■ RECORDS FOR PROCESSING ■
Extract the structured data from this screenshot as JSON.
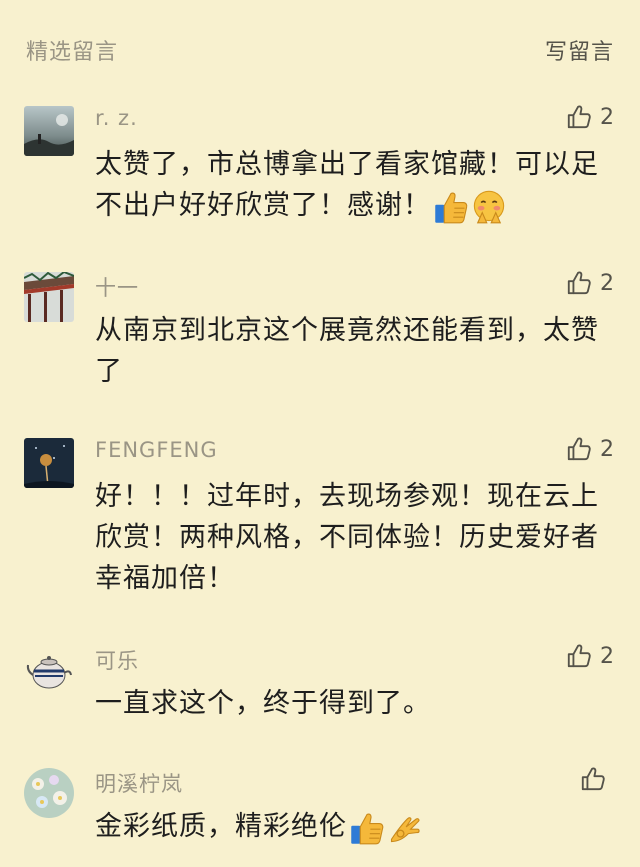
{
  "header": {
    "title": "精选留言",
    "write_label": "写留言"
  },
  "comments": [
    {
      "nickname": "r. z.",
      "likes": "2",
      "text": "太赞了，市总博拿出了看家馆藏！可以足不出户好好欣赏了！感谢！",
      "emojis": [
        "thumbs-up-emoji",
        "flushed-hands-emoji"
      ]
    },
    {
      "nickname": "十一",
      "likes": "2",
      "text": "从南京到北京这个展竟然还能看到，太赞了",
      "emojis": []
    },
    {
      "nickname": "FENGFENG",
      "likes": "2",
      "text": "好！！！过年时，去现场参观！现在云上欣赏！两种风格，不同体验！历史爱好者幸福加倍！",
      "emojis": []
    },
    {
      "nickname": "可乐",
      "likes": "2",
      "text": "一直求这个，终于得到了。",
      "emojis": []
    },
    {
      "nickname": "明溪柠岚",
      "likes": "",
      "text": "金彩纸质，精彩绝伦",
      "emojis": [
        "thumbs-up-emoji",
        "ok-hand-emoji"
      ]
    }
  ],
  "colors": {
    "background": "#f8f1cf",
    "muted_text": "#9a9585",
    "body_text": "#1e1e1e",
    "like_icon": "#55534a"
  }
}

■ GIVEN TASK ■
Set down the lines of the records above exactly, apart from the pictures.

■ RESPONSE FOR THIS EXERCISE ■
Extract the structured data from this screenshot as JSON.
{
  "header": {
    "title": "精选留言",
    "write_label": "写留言"
  },
  "comments": [
    {
      "nickname": "r. z.",
      "likes": "2",
      "text": "太赞了，市总博拿出了看家馆藏！可以足不出户好好欣赏了！感谢！",
      "emojis": [
        "thumbs-up-emoji",
        "flushed-hands-emoji"
      ]
    },
    {
      "nickname": "十一",
      "likes": "2",
      "text": "从南京到北京这个展竟然还能看到，太赞了",
      "emojis": []
    },
    {
      "nickname": "FENGFENG",
      "likes": "2",
      "text": "好！！！过年时，去现场参观！现在云上欣赏！两种风格，不同体验！历史爱好者幸福加倍！",
      "emojis": []
    },
    {
      "nickname": "可乐",
      "likes": "2",
      "text": "一直求这个，终于得到了。",
      "emojis": []
    },
    {
      "nickname": "明溪柠岚",
      "likes": "",
      "text": "金彩纸质，精彩绝伦",
      "emojis": [
        "thumbs-up-emoji",
        "ok-hand-emoji"
      ]
    }
  ],
  "colors": {
    "background": "#f8f1cf",
    "muted_text": "#9a9585",
    "body_text": "#1e1e1e",
    "like_icon": "#55534a"
  }
}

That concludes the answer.